— Start of Input data —

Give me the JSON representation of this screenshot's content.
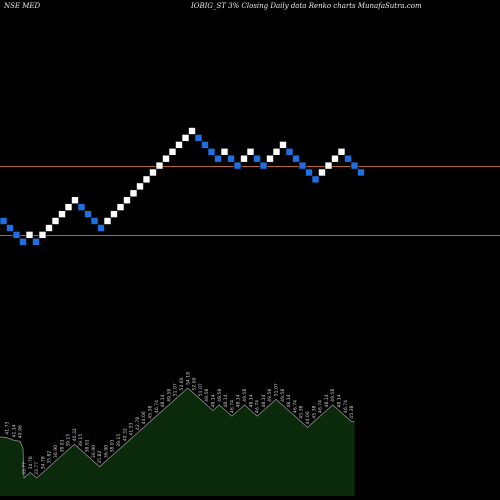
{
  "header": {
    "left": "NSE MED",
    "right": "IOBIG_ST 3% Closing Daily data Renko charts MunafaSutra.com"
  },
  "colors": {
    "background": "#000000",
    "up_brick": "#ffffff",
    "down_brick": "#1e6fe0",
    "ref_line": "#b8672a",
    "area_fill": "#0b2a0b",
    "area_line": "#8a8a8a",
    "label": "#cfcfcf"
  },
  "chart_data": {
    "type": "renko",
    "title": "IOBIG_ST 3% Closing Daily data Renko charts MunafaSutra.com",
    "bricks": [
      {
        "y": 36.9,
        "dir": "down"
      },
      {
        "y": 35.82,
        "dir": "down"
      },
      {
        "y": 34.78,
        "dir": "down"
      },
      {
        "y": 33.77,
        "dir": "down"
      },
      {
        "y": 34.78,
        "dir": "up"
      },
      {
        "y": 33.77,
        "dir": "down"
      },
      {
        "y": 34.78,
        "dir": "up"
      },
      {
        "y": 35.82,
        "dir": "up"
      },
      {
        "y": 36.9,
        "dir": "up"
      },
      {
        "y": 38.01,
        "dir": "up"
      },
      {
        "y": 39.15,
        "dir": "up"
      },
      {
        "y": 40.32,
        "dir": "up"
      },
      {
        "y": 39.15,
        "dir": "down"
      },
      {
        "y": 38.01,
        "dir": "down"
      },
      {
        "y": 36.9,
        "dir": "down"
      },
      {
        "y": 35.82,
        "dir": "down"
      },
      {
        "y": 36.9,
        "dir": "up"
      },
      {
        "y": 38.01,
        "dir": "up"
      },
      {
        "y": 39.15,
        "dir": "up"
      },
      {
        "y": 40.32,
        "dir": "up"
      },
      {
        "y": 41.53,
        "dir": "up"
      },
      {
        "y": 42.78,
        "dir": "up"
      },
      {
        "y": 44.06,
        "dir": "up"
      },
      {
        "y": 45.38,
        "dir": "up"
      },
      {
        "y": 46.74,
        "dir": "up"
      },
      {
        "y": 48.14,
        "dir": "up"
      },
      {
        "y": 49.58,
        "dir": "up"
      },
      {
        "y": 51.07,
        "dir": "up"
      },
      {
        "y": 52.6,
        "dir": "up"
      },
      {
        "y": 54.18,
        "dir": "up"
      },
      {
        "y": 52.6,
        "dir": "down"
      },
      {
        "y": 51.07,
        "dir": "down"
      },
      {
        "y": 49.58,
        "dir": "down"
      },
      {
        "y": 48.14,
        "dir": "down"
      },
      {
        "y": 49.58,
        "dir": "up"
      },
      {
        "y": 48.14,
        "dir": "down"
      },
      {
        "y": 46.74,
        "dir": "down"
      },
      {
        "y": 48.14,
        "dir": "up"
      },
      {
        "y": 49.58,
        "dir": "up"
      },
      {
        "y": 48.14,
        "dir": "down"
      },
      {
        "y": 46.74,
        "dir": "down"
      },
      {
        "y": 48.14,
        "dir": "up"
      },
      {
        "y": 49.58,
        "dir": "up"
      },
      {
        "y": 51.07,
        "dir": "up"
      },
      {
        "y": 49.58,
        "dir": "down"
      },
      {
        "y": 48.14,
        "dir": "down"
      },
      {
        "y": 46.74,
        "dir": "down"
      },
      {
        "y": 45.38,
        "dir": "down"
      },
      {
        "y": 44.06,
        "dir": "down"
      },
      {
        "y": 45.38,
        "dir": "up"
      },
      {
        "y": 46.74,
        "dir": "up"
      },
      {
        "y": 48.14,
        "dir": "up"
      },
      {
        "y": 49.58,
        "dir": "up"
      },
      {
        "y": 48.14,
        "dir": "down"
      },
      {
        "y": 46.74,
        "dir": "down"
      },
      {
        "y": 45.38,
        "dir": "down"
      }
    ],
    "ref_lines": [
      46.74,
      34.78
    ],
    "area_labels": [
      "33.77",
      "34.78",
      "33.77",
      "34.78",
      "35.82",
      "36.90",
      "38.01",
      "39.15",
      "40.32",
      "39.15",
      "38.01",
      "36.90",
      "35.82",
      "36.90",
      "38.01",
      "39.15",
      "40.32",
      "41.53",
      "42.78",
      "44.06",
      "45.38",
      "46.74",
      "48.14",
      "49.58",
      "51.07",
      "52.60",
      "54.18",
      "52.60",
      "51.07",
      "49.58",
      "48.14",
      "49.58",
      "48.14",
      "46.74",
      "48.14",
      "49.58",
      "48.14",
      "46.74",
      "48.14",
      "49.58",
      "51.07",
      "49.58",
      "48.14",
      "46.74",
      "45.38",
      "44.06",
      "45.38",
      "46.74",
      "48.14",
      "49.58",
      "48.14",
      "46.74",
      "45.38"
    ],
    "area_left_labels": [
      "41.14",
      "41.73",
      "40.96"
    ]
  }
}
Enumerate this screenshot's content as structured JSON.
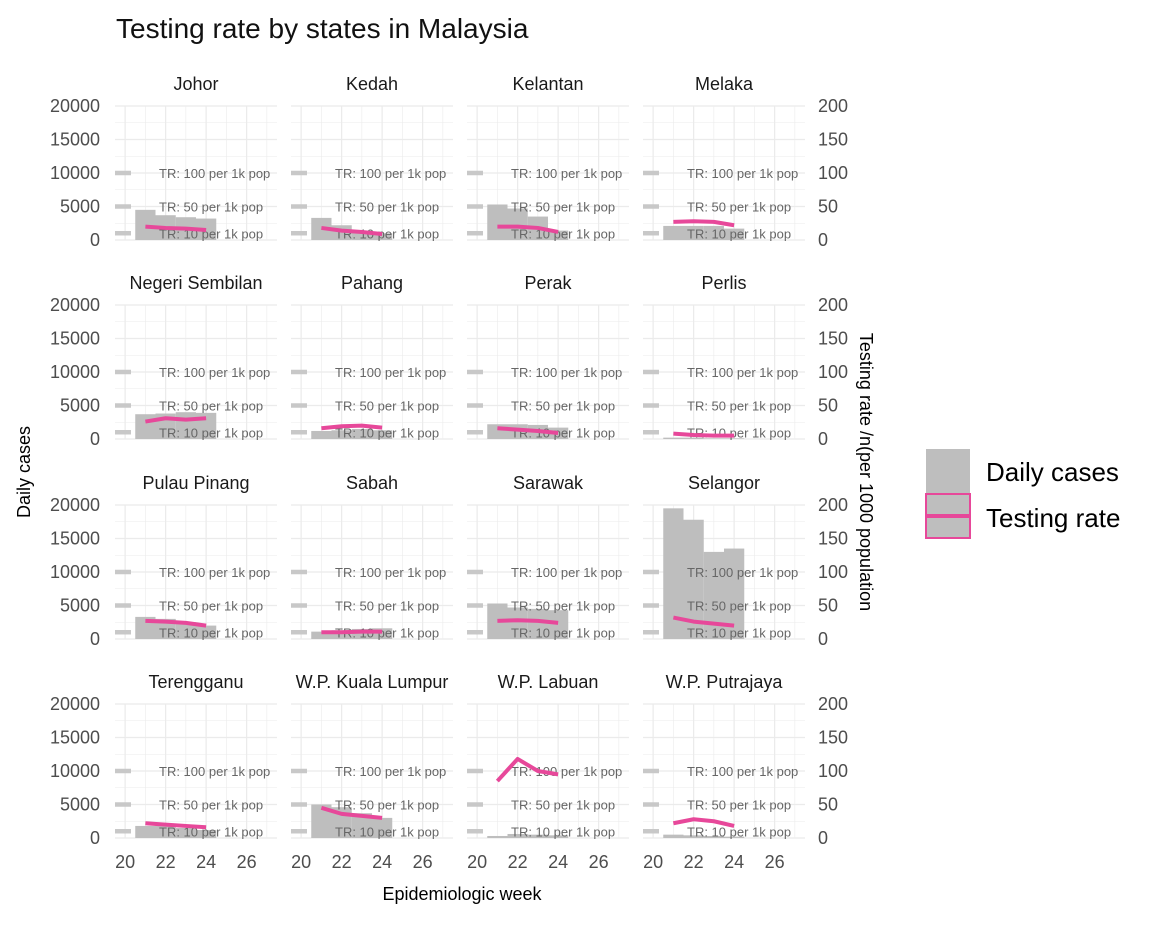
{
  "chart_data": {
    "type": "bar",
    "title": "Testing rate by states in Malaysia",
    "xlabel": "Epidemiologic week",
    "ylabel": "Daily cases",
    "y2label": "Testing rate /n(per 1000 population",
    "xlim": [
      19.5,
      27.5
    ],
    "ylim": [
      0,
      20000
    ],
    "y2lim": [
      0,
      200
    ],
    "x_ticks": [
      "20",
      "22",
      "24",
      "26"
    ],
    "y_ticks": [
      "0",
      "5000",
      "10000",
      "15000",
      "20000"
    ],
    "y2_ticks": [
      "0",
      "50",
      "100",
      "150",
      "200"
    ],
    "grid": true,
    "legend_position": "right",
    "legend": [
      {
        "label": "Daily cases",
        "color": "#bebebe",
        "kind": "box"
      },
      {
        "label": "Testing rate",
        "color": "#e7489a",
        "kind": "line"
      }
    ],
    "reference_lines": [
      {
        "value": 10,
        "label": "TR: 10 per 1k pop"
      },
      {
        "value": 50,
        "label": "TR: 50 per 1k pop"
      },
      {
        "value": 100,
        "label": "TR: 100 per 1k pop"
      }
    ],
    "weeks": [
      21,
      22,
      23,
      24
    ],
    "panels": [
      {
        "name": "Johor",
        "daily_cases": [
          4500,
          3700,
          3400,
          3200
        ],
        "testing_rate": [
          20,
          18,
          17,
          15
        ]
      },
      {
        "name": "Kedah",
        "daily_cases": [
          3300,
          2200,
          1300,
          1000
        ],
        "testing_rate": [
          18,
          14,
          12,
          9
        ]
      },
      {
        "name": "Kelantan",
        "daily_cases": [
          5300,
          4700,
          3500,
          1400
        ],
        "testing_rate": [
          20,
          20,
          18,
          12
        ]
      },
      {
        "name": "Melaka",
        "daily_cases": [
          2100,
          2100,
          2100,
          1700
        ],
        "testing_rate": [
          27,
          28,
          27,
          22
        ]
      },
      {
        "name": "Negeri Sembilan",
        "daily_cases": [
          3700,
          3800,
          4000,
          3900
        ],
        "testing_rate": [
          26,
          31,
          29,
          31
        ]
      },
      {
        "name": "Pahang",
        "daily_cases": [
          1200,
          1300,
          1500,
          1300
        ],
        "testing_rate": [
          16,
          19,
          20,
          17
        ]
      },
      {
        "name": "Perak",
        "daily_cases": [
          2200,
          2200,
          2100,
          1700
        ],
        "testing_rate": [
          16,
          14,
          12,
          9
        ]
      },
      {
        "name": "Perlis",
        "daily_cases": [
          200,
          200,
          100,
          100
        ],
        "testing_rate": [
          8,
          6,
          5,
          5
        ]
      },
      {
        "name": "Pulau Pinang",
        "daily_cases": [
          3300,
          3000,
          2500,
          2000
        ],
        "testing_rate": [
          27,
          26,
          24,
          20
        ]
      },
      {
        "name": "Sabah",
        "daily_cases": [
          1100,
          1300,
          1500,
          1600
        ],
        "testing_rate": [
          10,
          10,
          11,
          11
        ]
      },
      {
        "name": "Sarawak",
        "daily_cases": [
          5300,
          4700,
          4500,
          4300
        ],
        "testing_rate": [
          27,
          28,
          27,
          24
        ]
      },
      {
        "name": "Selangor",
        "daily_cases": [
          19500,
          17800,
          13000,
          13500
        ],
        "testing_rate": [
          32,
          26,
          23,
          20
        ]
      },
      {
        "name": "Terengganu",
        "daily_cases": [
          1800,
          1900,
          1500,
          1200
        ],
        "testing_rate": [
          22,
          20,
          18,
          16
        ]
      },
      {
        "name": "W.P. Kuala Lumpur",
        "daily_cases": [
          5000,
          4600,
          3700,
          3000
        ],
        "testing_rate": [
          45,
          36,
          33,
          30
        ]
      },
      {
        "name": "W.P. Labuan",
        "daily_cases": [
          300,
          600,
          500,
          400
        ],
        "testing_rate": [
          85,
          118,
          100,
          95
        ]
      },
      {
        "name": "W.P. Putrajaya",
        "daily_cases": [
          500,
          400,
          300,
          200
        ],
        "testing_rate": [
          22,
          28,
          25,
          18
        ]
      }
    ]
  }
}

— End of Input data —
— Start of Input data —

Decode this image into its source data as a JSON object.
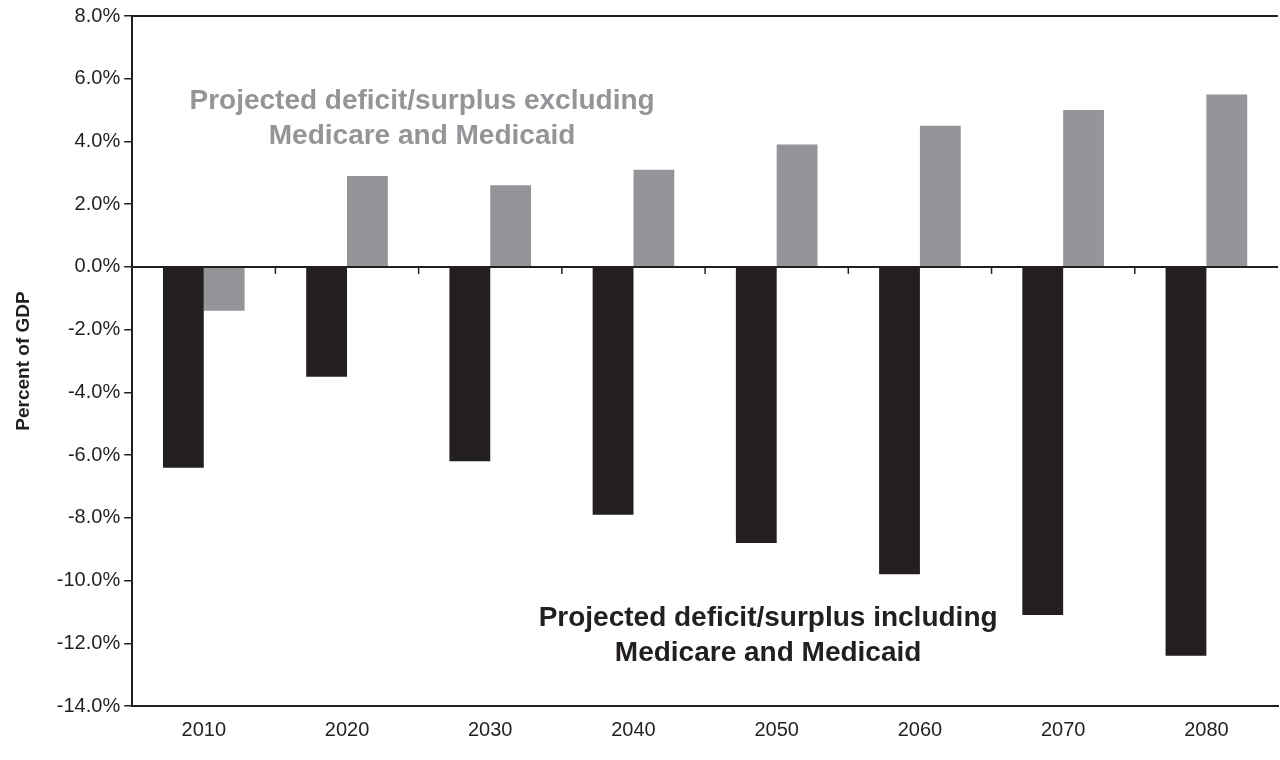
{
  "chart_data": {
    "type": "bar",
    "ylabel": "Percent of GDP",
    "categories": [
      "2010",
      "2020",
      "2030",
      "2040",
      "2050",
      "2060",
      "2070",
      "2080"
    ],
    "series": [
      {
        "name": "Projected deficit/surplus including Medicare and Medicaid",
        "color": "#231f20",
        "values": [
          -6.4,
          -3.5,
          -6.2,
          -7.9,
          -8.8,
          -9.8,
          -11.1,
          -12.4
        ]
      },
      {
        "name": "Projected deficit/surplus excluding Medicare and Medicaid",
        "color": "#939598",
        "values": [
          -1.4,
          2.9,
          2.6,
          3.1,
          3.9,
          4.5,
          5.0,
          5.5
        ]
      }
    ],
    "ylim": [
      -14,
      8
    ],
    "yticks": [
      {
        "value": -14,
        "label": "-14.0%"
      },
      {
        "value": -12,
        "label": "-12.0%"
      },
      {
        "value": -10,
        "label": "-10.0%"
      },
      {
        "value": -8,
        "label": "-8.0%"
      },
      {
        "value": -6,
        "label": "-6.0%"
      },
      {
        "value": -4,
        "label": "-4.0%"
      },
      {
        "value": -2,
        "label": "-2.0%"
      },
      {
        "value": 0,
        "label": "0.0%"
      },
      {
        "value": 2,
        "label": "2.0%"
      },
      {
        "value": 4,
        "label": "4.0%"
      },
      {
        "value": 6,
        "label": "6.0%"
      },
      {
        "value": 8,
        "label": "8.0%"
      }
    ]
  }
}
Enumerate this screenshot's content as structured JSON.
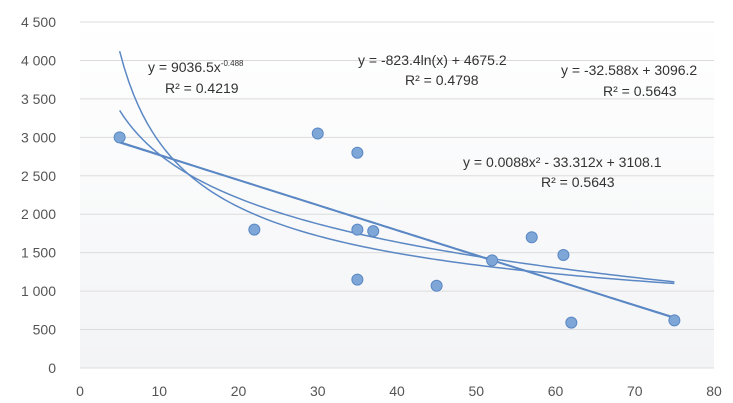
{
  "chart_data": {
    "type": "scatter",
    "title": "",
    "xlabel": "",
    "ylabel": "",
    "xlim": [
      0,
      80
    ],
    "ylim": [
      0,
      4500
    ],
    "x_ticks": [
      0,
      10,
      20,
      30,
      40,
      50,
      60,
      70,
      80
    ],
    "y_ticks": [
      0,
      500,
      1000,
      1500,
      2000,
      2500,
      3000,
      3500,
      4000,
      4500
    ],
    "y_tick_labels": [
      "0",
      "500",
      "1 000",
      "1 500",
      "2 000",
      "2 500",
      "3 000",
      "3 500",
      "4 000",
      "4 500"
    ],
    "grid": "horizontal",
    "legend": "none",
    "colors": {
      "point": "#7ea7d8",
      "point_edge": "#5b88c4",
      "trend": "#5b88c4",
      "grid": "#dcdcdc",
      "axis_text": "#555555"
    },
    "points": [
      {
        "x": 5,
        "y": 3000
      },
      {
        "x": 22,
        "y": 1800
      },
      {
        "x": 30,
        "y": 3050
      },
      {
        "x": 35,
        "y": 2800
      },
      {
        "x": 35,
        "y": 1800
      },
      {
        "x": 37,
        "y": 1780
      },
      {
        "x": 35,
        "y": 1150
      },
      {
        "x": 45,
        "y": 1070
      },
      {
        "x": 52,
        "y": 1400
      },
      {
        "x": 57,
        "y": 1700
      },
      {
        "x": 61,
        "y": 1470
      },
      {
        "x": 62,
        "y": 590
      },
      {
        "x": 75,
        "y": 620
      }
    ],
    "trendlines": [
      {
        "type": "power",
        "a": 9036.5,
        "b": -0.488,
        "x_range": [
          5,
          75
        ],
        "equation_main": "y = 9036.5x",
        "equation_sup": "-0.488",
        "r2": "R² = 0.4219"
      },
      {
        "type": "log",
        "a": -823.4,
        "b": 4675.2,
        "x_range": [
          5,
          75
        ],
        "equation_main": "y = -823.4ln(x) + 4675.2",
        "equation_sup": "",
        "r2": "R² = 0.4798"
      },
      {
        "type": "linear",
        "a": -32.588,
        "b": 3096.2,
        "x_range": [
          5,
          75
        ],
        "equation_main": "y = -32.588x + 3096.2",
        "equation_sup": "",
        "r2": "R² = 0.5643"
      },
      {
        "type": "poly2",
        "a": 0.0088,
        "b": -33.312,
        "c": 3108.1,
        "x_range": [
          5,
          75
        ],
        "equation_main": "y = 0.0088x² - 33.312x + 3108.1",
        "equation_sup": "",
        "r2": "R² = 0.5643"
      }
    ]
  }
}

— End of Input data —

Written request
Show all lines from the listing above in which "title" appears.

The response
    "title": "IOBIG_ST 3% Closing Daily data Renko charts MunafaSutra.com",
    "title": "Testing rate by states in Malaysia",
    "title": "",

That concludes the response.